» **Stored records**
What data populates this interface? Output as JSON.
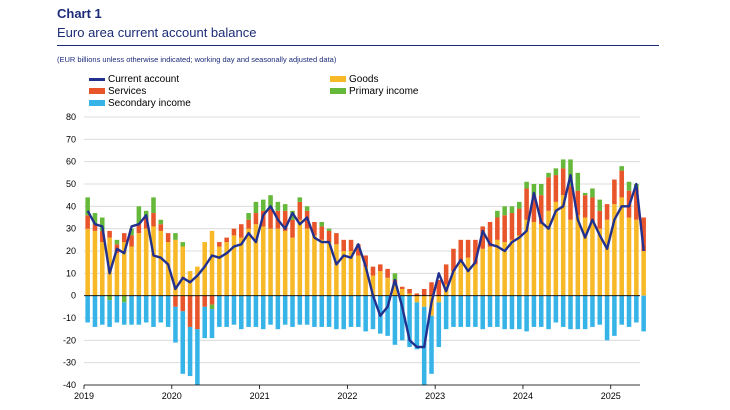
{
  "header": {
    "chart_label": "Chart 1",
    "title": "Euro area current account balance",
    "subtitle": "(EUR billions unless otherwise indicated; working day and seasonally adjusted data)"
  },
  "colors": {
    "current_account": "#22308e",
    "goods": "#f7b928",
    "services": "#e8552a",
    "primary_income": "#65b83a",
    "secondary_income": "#36b4e8",
    "grid": "#dcdcdc"
  },
  "legend": {
    "current_account": "Current account",
    "goods": "Goods",
    "services": "Services",
    "primary_income": "Primary income",
    "secondary_income": "Secondary income"
  },
  "chart_data": {
    "type": "bar",
    "stacked": true,
    "grid": "horizontal",
    "ylim": [
      -40,
      80
    ],
    "yticks": [
      80,
      70,
      60,
      50,
      40,
      30,
      20,
      10,
      0,
      -10,
      -20,
      -30,
      -40
    ],
    "xtick_labels": [
      "2019",
      "2020",
      "2021",
      "2022",
      "2023",
      "2024",
      "2025"
    ],
    "frequency": "monthly",
    "start_period": "2019-01",
    "end_period": "2025-04",
    "series": [
      {
        "name": "Goods",
        "type": "bar",
        "values": [
          30,
          29,
          24,
          26,
          19,
          24,
          22,
          28,
          30,
          31,
          29,
          24,
          25,
          22,
          11,
          13,
          24,
          29,
          22,
          24,
          27,
          26,
          30,
          32,
          31,
          30,
          30,
          29,
          26,
          34,
          30,
          27,
          25,
          24,
          23,
          20,
          20,
          18,
          13,
          9,
          11,
          8,
          5,
          3,
          1,
          -3,
          -5,
          -9,
          -3,
          5,
          11,
          15,
          17,
          14,
          21,
          22,
          25,
          24,
          25,
          27,
          34,
          33,
          32,
          38,
          42,
          45,
          34,
          36,
          35,
          33,
          30,
          34,
          41,
          44,
          35,
          34,
          20
        ]
      },
      {
        "name": "Services",
        "type": "bar",
        "values": [
          6,
          3,
          5,
          3,
          4,
          4,
          5,
          4,
          5,
          6,
          3,
          4,
          -5,
          -7,
          -14,
          -15,
          -5,
          -4,
          2,
          2,
          3,
          6,
          4,
          5,
          7,
          9,
          8,
          9,
          8,
          8,
          8,
          6,
          6,
          5,
          5,
          5,
          5,
          5,
          5,
          4,
          3,
          4,
          2,
          1,
          2,
          1,
          3,
          6,
          7,
          9,
          10,
          10,
          8,
          11,
          10,
          11,
          10,
          12,
          12,
          12,
          14,
          12,
          13,
          15,
          12,
          12,
          15,
          11,
          10,
          11,
          8,
          7,
          11,
          12,
          12,
          14,
          15
        ]
      },
      {
        "name": "Primary income",
        "type": "bar",
        "values": [
          8,
          5,
          6,
          -2,
          2,
          -3,
          3,
          8,
          3,
          7,
          2,
          0,
          3,
          2,
          0,
          0,
          0,
          -2,
          0,
          0,
          0,
          0,
          3,
          5,
          5,
          6,
          4,
          3,
          4,
          2,
          2,
          0,
          2,
          1,
          0,
          0,
          0,
          0,
          0,
          0,
          0,
          0,
          3,
          0,
          0,
          0,
          0,
          0,
          0,
          0,
          0,
          0,
          0,
          0,
          0,
          0,
          3,
          4,
          3,
          3,
          3,
          5,
          5,
          2,
          3,
          4,
          12,
          8,
          1,
          4,
          5,
          0,
          0,
          2,
          4,
          2,
          0
        ]
      },
      {
        "name": "Secondary income",
        "type": "bar",
        "values": [
          -12,
          -14,
          -13,
          -12,
          -12,
          -10,
          -13,
          -13,
          -12,
          -14,
          -12,
          -14,
          -16,
          -28,
          -22,
          -25,
          -14,
          -13,
          -14,
          -14,
          -13,
          -15,
          -14,
          -14,
          -15,
          -13,
          -15,
          -13,
          -14,
          -13,
          -13,
          -14,
          -14,
          -14,
          -15,
          -15,
          -14,
          -14,
          -16,
          -15,
          -17,
          -18,
          -22,
          -20,
          -23,
          -21,
          -35,
          -26,
          -20,
          -15,
          -14,
          -14,
          -14,
          -14,
          -15,
          -14,
          -14,
          -15,
          -15,
          -15,
          -16,
          -14,
          -14,
          -15,
          -12,
          -14,
          -15,
          -15,
          -15,
          -14,
          -13,
          -20,
          -18,
          -13,
          -14,
          -12,
          -16
        ]
      },
      {
        "name": "Current account",
        "type": "line",
        "values": [
          38,
          32,
          31,
          10,
          21,
          19,
          31,
          32,
          36,
          18,
          17,
          14,
          3,
          8,
          6,
          9,
          13,
          18,
          17,
          19,
          22,
          23,
          28,
          24,
          36,
          40,
          34,
          30,
          37,
          32,
          35,
          26,
          24,
          24,
          14,
          18,
          17,
          23,
          13,
          0,
          -9,
          -5,
          7,
          -5,
          -20,
          -23,
          -23,
          -3,
          10,
          2,
          11,
          16,
          11,
          15,
          29,
          23,
          22,
          20,
          24,
          26,
          29,
          46,
          33,
          30,
          38,
          40,
          54,
          34,
          26,
          34,
          27,
          21,
          34,
          40,
          40,
          50,
          20
        ]
      }
    ]
  }
}
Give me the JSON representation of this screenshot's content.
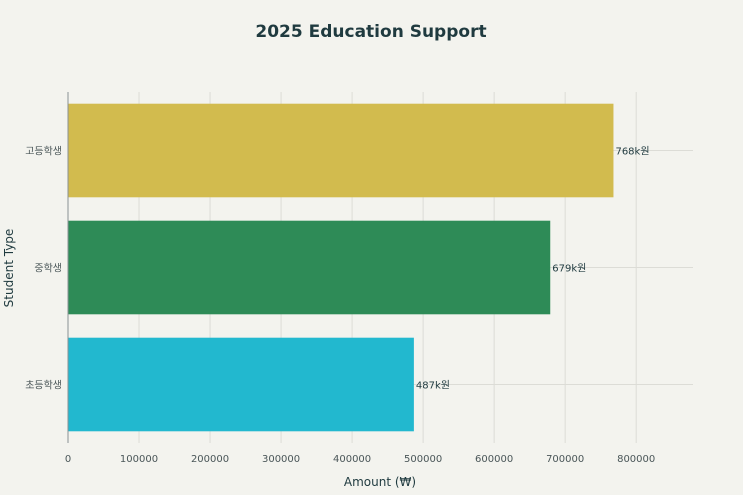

» **YOUR GOAL**
Pictures stay out of the copy; please restate every record above exactly.

» **RESPONSE TO THIS TASK**
What data populates this interface? Output as JSON.
{
  "header": {
    "chart_label": "Chart 1",
    "title": "Euro area current account balance",
    "subtitle": "(EUR billions unless otherwise indicated; working day and seasonally adjusted data)"
  },
  "colors": {
    "current_account": "#22308e",
    "goods": "#f7b928",
    "services": "#e8552a",
    "primary_income": "#65b83a",
    "secondary_income": "#36b4e8",
    "grid": "#dcdcdc"
  },
  "legend": {
    "current_account": "Current account",
    "goods": "Goods",
    "services": "Services",
    "primary_income": "Primary income",
    "secondary_income": "Secondary income"
  },
  "chart_data": {
    "type": "bar",
    "stacked": true,
    "grid": "horizontal",
    "ylim": [
      -40,
      80
    ],
    "yticks": [
      80,
      70,
      60,
      50,
      40,
      30,
      20,
      10,
      0,
      -10,
      -20,
      -30,
      -40
    ],
    "xtick_labels": [
      "2019",
      "2020",
      "2021",
      "2022",
      "2023",
      "2024",
      "2025"
    ],
    "frequency": "monthly",
    "start_period": "2019-01",
    "end_period": "2025-04",
    "series": [
      {
        "name": "Goods",
        "type": "bar",
        "values": [
          30,
          29,
          24,
          26,
          19,
          24,
          22,
          28,
          30,
          31,
          29,
          24,
          25,
          22,
          11,
          13,
          24,
          29,
          22,
          24,
          27,
          26,
          30,
          32,
          31,
          30,
          30,
          29,
          26,
          34,
          30,
          27,
          25,
          24,
          23,
          20,
          20,
          18,
          13,
          9,
          11,
          8,
          5,
          3,
          1,
          -3,
          -5,
          -9,
          -3,
          5,
          11,
          15,
          17,
          14,
          21,
          22,
          25,
          24,
          25,
          27,
          34,
          33,
          32,
          38,
          42,
          45,
          34,
          36,
          35,
          33,
          30,
          34,
          41,
          44,
          35,
          34,
          20
        ]
      },
      {
        "name": "Services",
        "type": "bar",
        "values": [
          6,
          3,
          5,
          3,
          4,
          4,
          5,
          4,
          5,
          6,
          3,
          4,
          -5,
          -7,
          -14,
          -15,
          -5,
          -4,
          2,
          2,
          3,
          6,
          4,
          5,
          7,
          9,
          8,
          9,
          8,
          8,
          8,
          6,
          6,
          5,
          5,
          5,
          5,
          5,
          5,
          4,
          3,
          4,
          2,
          1,
          2,
          1,
          3,
          6,
          7,
          9,
          10,
          10,
          8,
          11,
          10,
          11,
          10,
          12,
          12,
          12,
          14,
          12,
          13,
          15,
          12,
          12,
          15,
          11,
          10,
          11,
          8,
          7,
          11,
          12,
          12,
          14,
          15
        ]
      },
      {
        "name": "Primary income",
        "type": "bar",
        "values": [
          8,
          5,
          6,
          -2,
          2,
          -3,
          3,
          8,
          3,
          7,
          2,
          0,
          3,
          2,
          0,
          0,
          0,
          -2,
          0,
          0,
          0,
          0,
          3,
          5,
          5,
          6,
          4,
          3,
          4,
          2,
          2,
          0,
          2,
          1,
          0,
          0,
          0,
          0,
          0,
          0,
          0,
          0,
          3,
          0,
          0,
          0,
          0,
          0,
          0,
          0,
          0,
          0,
          0,
          0,
          0,
          0,
          3,
          4,
          3,
          3,
          3,
          5,
          5,
          2,
          3,
          4,
          12,
          8,
          1,
          4,
          5,
          0,
          0,
          2,
          4,
          2,
          0
        ]
      },
      {
        "name": "Secondary income",
        "type": "bar",
        "values": [
          -12,
          -14,
          -13,
          -12,
          -12,
          -10,
          -13,
          -13,
          -12,
          -14,
          -12,
          -14,
          -16,
          -28,
          -22,
          -25,
          -14,
          -13,
          -14,
          -14,
          -13,
          -15,
          -14,
          -14,
          -15,
          -13,
          -15,
          -13,
          -14,
          -13,
          -13,
          -14,
          -14,
          -14,
          -15,
          -15,
          -14,
          -14,
          -16,
          -15,
          -17,
          -18,
          -22,
          -20,
          -23,
          -21,
          -35,
          -26,
          -20,
          -15,
          -14,
          -14,
          -14,
          -14,
          -15,
          -14,
          -14,
          -15,
          -15,
          -15,
          -16,
          -14,
          -14,
          -15,
          -12,
          -14,
          -15,
          -15,
          -15,
          -14,
          -13,
          -20,
          -18,
          -13,
          -14,
          -12,
          -16
        ]
      },
      {
        "name": "Current account",
        "type": "line",
        "values": [
          38,
          32,
          31,
          10,
          21,
          19,
          31,
          32,
          36,
          18,
          17,
          14,
          3,
          8,
          6,
          9,
          13,
          18,
          17,
          19,
          22,
          23,
          28,
          24,
          36,
          40,
          34,
          30,
          37,
          32,
          35,
          26,
          24,
          24,
          14,
          18,
          17,
          23,
          13,
          0,
          -9,
          -5,
          7,
          -5,
          -20,
          -23,
          -23,
          -3,
          10,
          2,
          11,
          16,
          11,
          15,
          29,
          23,
          22,
          20,
          24,
          26,
          29,
          46,
          33,
          30,
          38,
          40,
          54,
          34,
          26,
          34,
          27,
          21,
          34,
          40,
          40,
          50,
          20
        ]
      }
    ]
  }
}
Give me the JSON representation of this screenshot's content.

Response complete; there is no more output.